TEXT BLOCK:

'''

In 2013, Jeter helped the senior Ukrainian national basketball team qualify for the FIBA World Cup for the first time since the Soviet Union broke apart, by being the team's leader in assists during the 2013 EuroBasket tournament, with an average of 4.1 assists per game.

==Coaching and executive career==
On June 9, 2023, Jeter was hired as a player development coach for the Portland Trail Blazers and as an assistant GM for the Rip City Remix.

== Personal life ==
Jeter is the younger brother of sprinter Carmelita Jeter, a two-time IAAF World Athletics Final gold medalist.

'''

DATASET:
'''

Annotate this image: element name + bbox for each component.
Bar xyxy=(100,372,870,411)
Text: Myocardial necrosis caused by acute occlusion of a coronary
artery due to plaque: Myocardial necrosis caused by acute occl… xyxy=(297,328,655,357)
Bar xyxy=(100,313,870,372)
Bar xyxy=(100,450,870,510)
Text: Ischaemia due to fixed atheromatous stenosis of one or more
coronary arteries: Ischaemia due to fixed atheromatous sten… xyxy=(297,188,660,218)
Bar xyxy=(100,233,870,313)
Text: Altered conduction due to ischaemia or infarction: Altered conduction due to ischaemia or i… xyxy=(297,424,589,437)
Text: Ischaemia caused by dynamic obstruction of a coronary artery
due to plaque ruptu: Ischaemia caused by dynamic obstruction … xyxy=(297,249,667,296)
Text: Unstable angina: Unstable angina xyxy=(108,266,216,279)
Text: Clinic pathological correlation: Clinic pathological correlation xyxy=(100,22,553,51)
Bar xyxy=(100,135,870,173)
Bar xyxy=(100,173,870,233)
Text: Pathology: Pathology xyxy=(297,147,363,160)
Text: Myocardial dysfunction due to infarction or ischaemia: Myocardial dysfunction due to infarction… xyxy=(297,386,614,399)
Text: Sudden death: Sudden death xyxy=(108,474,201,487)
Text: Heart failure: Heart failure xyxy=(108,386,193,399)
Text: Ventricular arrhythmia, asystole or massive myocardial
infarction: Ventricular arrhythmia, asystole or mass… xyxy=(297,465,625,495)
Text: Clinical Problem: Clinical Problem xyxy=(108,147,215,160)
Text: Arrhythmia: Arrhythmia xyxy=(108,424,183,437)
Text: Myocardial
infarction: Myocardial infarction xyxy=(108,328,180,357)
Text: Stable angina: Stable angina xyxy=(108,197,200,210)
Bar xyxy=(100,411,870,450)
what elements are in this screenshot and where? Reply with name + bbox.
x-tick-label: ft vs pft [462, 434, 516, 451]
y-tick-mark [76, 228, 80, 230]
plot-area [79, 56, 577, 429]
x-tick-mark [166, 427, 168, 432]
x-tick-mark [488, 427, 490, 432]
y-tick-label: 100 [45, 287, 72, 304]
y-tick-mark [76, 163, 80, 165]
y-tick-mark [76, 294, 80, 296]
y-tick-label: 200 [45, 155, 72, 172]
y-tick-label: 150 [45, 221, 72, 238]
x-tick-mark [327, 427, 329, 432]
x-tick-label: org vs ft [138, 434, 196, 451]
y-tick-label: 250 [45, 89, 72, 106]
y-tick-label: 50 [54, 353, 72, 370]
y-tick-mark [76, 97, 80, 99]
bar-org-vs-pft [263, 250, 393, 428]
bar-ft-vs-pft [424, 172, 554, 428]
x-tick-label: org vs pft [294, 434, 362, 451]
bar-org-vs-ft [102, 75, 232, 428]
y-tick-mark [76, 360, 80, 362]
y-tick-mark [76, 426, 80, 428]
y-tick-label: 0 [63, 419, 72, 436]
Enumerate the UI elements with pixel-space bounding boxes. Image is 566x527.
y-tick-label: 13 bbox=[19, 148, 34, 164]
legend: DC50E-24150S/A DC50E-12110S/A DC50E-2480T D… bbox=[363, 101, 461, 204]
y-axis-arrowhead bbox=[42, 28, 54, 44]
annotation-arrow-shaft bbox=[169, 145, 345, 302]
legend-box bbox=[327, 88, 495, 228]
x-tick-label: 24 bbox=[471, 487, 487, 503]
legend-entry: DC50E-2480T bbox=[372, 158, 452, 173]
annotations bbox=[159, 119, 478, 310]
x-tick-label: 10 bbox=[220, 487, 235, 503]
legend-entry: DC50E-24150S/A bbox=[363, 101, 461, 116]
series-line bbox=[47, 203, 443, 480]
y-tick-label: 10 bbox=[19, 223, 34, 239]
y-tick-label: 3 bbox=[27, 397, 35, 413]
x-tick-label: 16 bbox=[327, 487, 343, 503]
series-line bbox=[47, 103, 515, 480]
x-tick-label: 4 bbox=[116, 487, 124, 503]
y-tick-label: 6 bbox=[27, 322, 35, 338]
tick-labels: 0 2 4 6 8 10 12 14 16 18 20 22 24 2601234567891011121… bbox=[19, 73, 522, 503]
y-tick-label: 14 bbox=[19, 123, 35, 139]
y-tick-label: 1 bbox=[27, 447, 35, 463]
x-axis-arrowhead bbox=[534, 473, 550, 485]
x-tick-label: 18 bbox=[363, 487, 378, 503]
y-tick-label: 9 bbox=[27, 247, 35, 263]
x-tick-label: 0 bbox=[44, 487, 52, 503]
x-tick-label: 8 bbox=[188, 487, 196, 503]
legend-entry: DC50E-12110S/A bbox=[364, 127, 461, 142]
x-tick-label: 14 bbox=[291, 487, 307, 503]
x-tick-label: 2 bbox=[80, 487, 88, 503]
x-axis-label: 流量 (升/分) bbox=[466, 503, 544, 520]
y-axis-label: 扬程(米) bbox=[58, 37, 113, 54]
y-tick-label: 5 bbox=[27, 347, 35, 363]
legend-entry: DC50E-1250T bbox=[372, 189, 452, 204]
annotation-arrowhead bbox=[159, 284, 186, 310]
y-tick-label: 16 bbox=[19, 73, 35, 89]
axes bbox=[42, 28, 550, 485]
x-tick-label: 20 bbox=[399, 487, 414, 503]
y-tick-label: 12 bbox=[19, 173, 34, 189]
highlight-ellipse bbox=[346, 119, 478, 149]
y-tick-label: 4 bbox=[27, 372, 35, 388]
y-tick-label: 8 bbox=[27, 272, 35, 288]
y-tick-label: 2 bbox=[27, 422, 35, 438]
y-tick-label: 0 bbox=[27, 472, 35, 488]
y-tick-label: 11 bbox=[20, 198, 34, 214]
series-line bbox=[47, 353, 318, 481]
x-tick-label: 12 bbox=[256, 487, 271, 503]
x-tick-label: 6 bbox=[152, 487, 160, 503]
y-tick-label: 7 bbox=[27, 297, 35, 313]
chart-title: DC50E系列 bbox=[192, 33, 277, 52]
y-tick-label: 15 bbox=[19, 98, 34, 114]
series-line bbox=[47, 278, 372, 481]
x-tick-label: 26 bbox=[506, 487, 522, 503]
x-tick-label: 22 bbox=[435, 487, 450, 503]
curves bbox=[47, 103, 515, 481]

'''

TASK LIST:
[1] Answer these questions using the text about Jeter:
(a) How many assists per game did Jeter average during the 2013 EuroBasket tournament?
(b) Which team hired Jeter as a player development coach on June 9, 2023?
(c) What is the name of the sprinter whose younger brother is Jeter?
[2] Copy the text about Jeter word for word, starting at "In 2013, Jeter" and ending at "Rip City Remix.".

RESULTS OF THE EXERCISE:
[1]
(a) 4.1 assists per game
(b) The Portland Trail Blazers
(c) Carmelita Jeter

[2]
In 2013, Jeter helped the senior Ukrainian national basketball team qualify for the FIBA World Cup for the first time since the Soviet Union broke apart, by being the team's leader in assists during the 2013 EuroBasket tournament, with an average of 4.1 assists per game.

==Coaching and executive career==
On June 9, 2023, Jeter was hired as a player development coach for the Portland Trail Blazers and as an assistant GM for the Rip City Remix.